**PROBLEM TO SOLVE**
Return all entries word for word, but drop any images.

— START MATERIAL SUPPLIED —

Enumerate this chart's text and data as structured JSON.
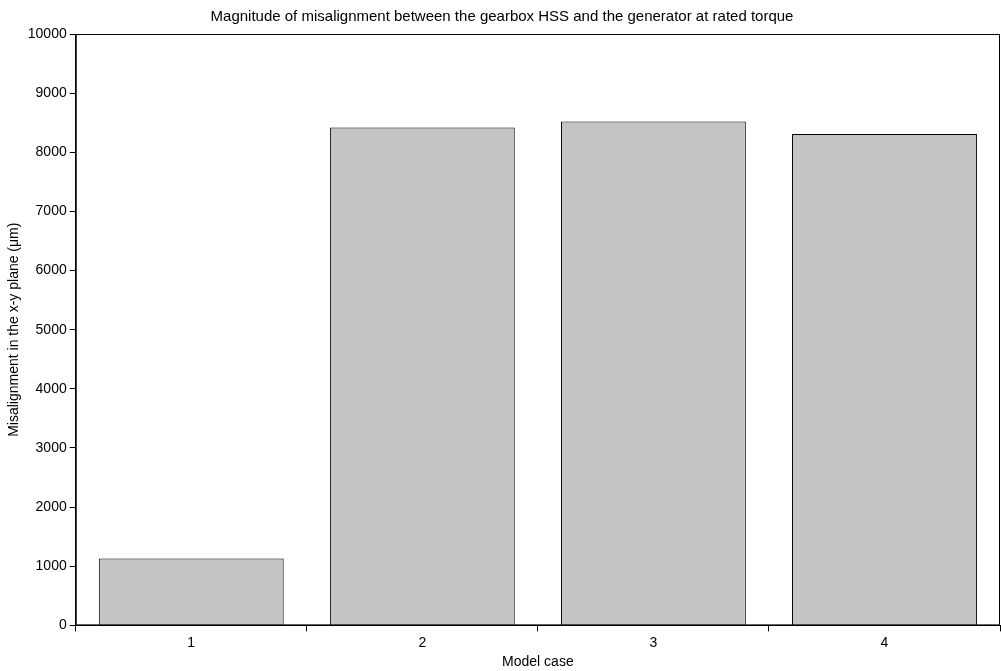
{
  "chart_data": {
    "type": "bar",
    "title": "Magnitude of misalignment between the gearbox HSS and the generator at rated torque",
    "xlabel": "Model case",
    "ylabel": "Misalignment in the x-y plane (μm)",
    "categories": [
      "1",
      "2",
      "3",
      "4"
    ],
    "values": [
      1130,
      8420,
      8520,
      8310
    ],
    "color": "#c4c4c4",
    "ylim": [
      0,
      10000
    ],
    "yticks": [
      0,
      1000,
      2000,
      3000,
      4000,
      5000,
      6000,
      7000,
      8000,
      9000,
      10000
    ],
    "grid": false,
    "legend": false
  }
}
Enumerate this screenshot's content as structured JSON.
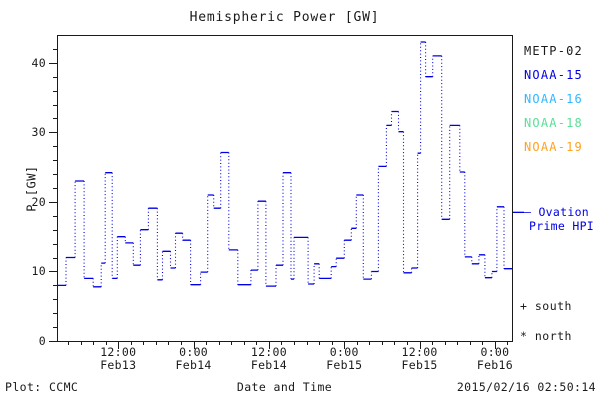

— END MATERIAL SUPPLIED —

**SOLUTION TO THIS TASK**
Enumerate this chart's text and data as structured JSON.
{
  "chart_data": {
    "type": "bar",
    "title": "Magnitude of misalignment between the gearbox HSS and the generator at rated torque",
    "xlabel": "Model case",
    "ylabel": "Misalignment in the x-y plane (μm)",
    "categories": [
      "1",
      "2",
      "3",
      "4"
    ],
    "values": [
      1130,
      8420,
      8520,
      8310
    ],
    "color": "#c4c4c4",
    "ylim": [
      0,
      10000
    ],
    "yticks": [
      0,
      1000,
      2000,
      3000,
      4000,
      5000,
      6000,
      7000,
      8000,
      9000,
      10000
    ],
    "grid": false,
    "legend": false
  }
}
Enumerate this screenshot's content as structured JSON.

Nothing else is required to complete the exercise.